EXERCISE: Show all lines holding "your".

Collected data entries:
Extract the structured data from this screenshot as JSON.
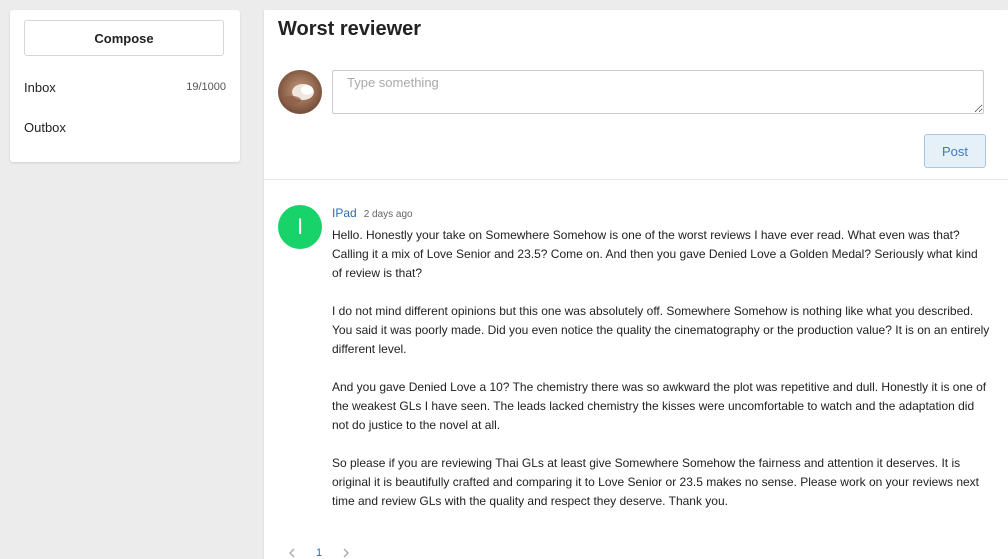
{
  "sidebar": {
    "compose_label": "Compose",
    "items": [
      {
        "label": "Inbox",
        "count": "19/1000"
      },
      {
        "label": "Outbox",
        "count": ""
      }
    ]
  },
  "thread": {
    "title": "Worst reviewer"
  },
  "composer": {
    "placeholder": "Type something",
    "post_label": "Post"
  },
  "comments": [
    {
      "avatar_letter": "I",
      "avatar_color": "#18d36a",
      "author": "IPad",
      "time": "2 days ago",
      "paragraphs": [
        "Hello. Honestly your take on Somewhere Somehow is one of the worst reviews I have ever read. What even was that? Calling it a mix of Love Senior and 23.5? Come on. And then you gave Denied Love a Golden Medal? Seriously what kind of review is that?",
        "I do not mind different opinions but this one was absolutely off. Somewhere Somehow is nothing like what you described. You said it was poorly made. Did you even notice the quality the cinematography or the production value? It is on an entirely different level.",
        "And you gave Denied Love a 10? The chemistry there was so awkward the plot was repetitive and dull. Honestly it is one of the weakest GLs I have seen. The leads lacked chemistry the kisses were uncomfortable to watch and the adaptation did not do justice to the novel at all.",
        "So please if you are reviewing Thai GLs at least give Somewhere Somehow the fairness and attention it deserves. It is original it is beautifully crafted and comparing it to Love Senior or 23.5 makes no sense. Please work on your reviews next time and review GLs with the quality and respect they deserve. Thank you."
      ]
    }
  ],
  "pagination": {
    "current_page": "1"
  },
  "colors": {
    "link": "#2a6cb0",
    "post_button_bg": "#e6f0f9",
    "background": "#ececec"
  }
}
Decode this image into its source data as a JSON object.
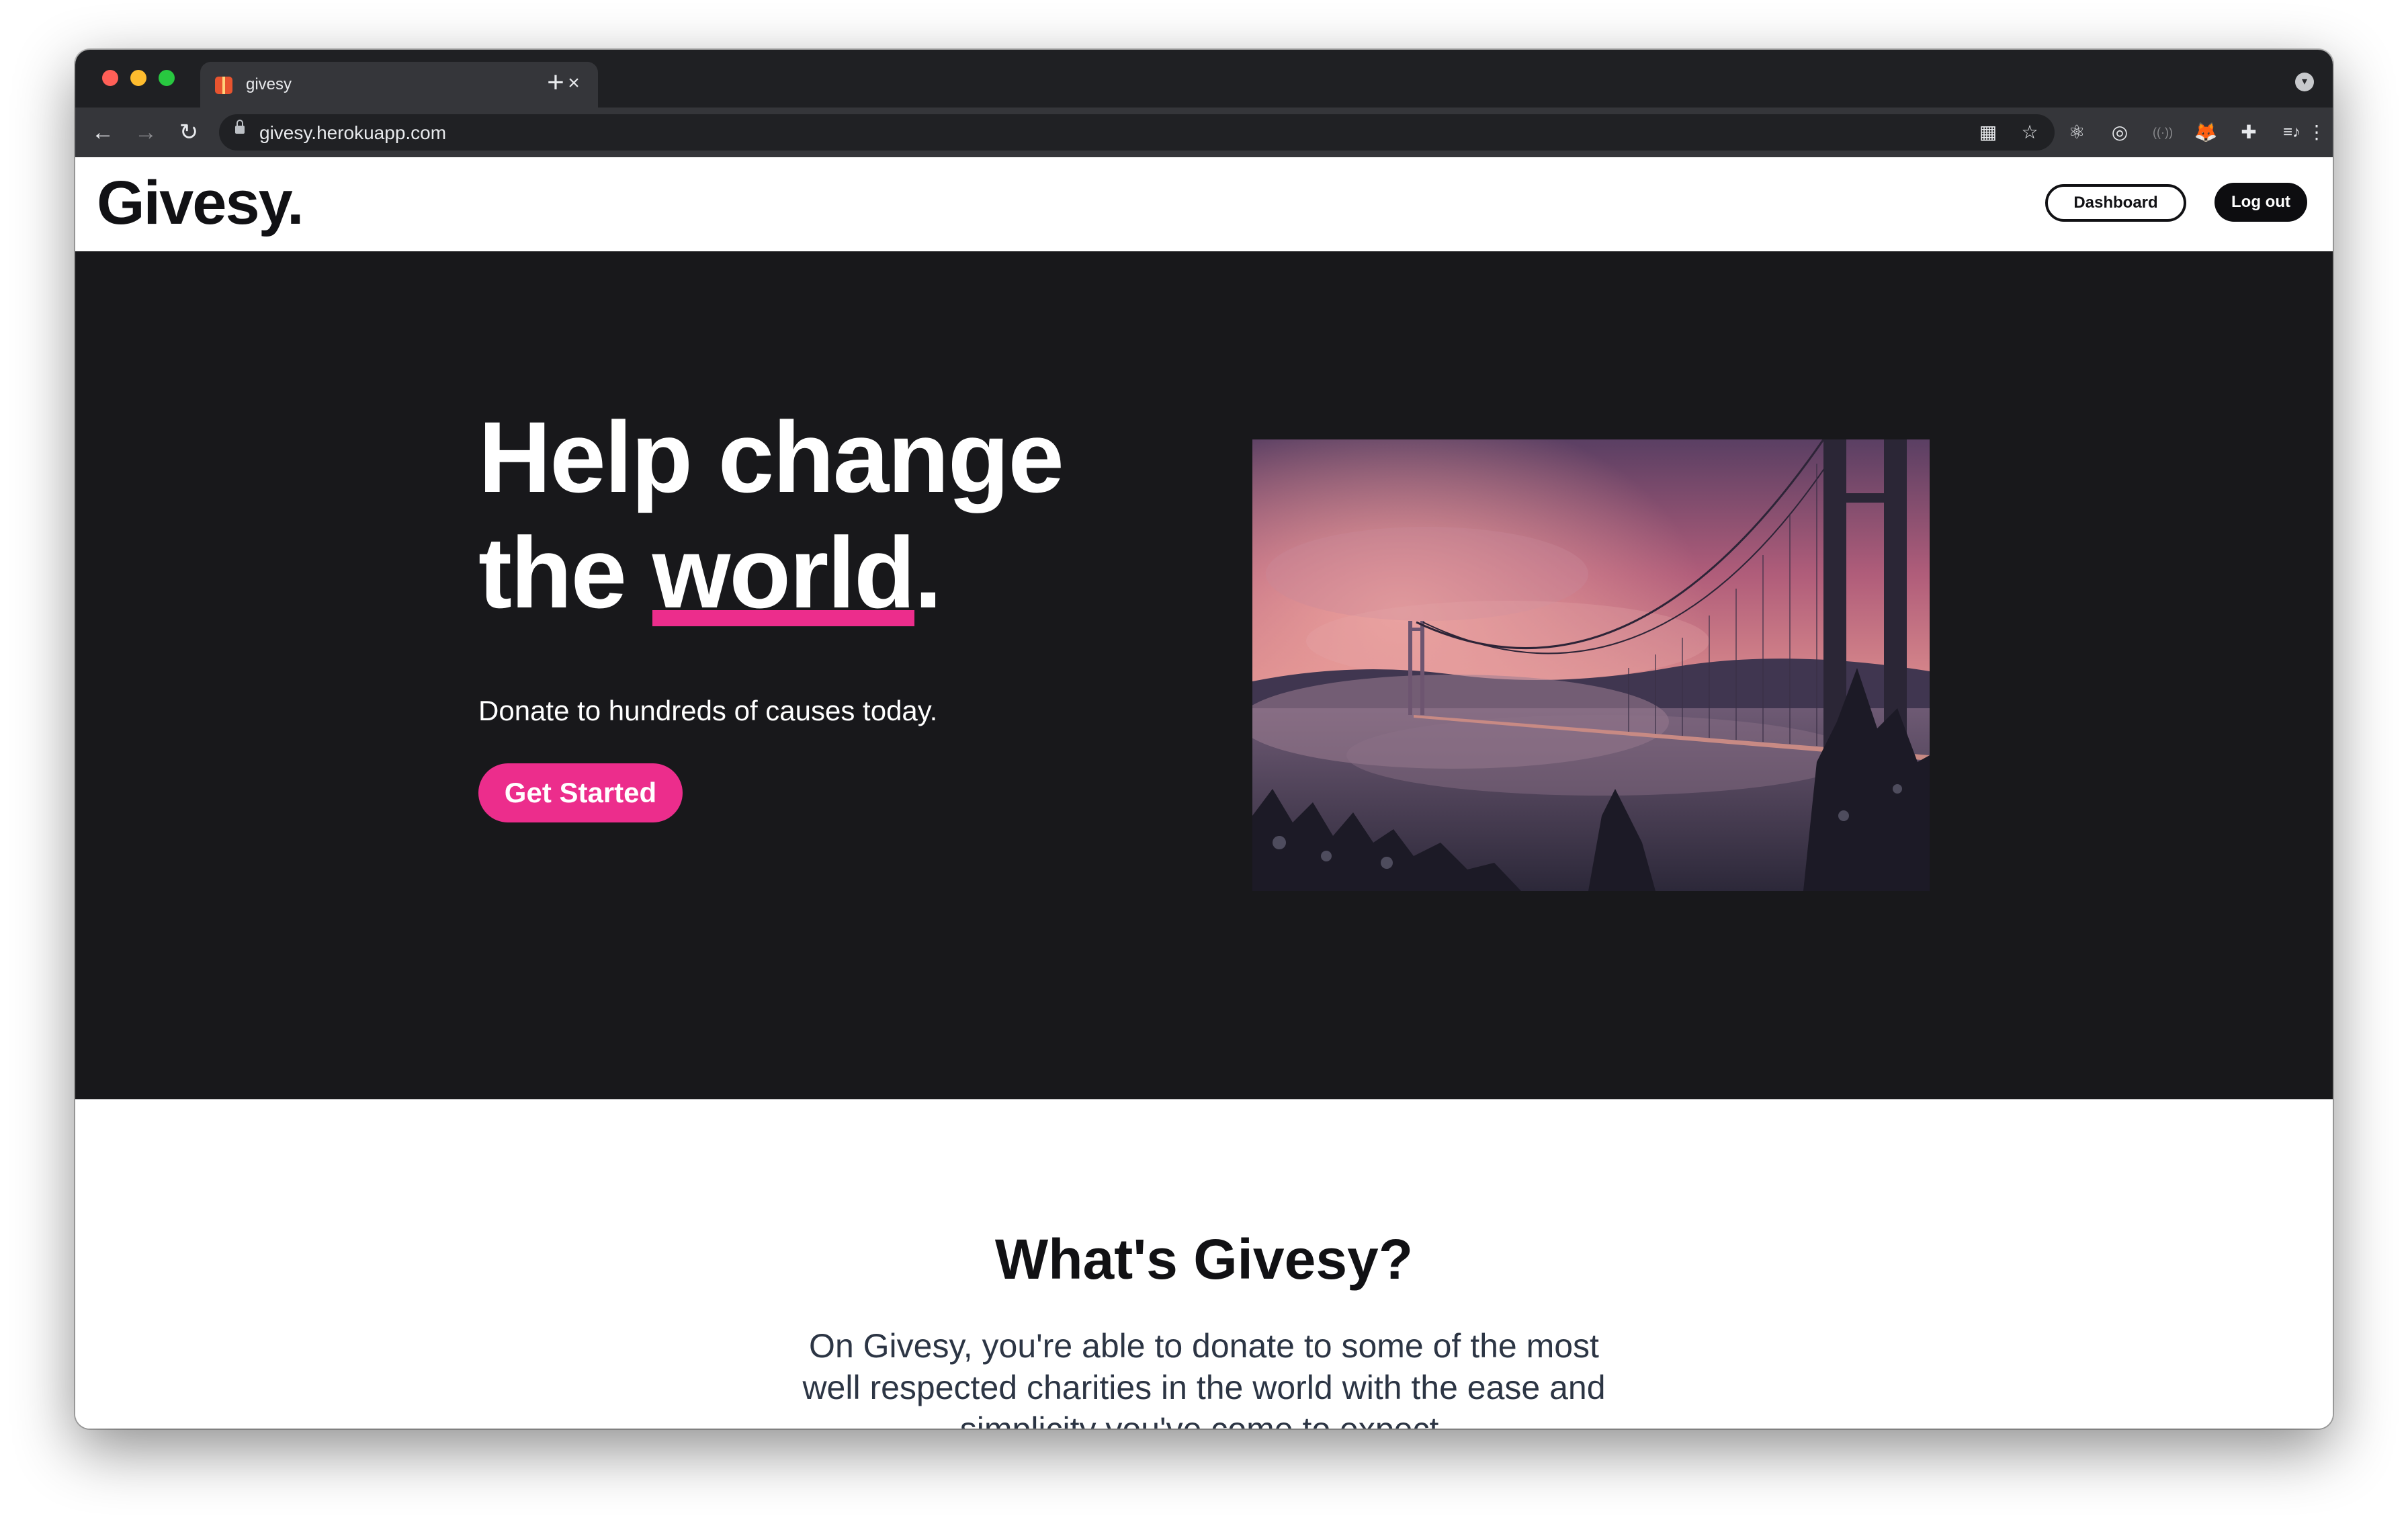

WRITTEN ANSWER:
        "Hello. Honestly your take on Somewhere Somehow is one of the worst reviews I have ever read. What even was that? Calling it a mix of Love Senior and 23.5? Come on. And then you gave Denied Love a Golden Medal? Seriously what kind of review is that?",
        "So please if you are reviewing Thai GLs at least give Somewhere Somehow the fairness and attention it deserves. It is original it is beautifully crafted and comparing it to Love Senior or 23.5 makes no sense. Please work on your reviews next time and review GLs with the quality and respect they deserve. Thank you."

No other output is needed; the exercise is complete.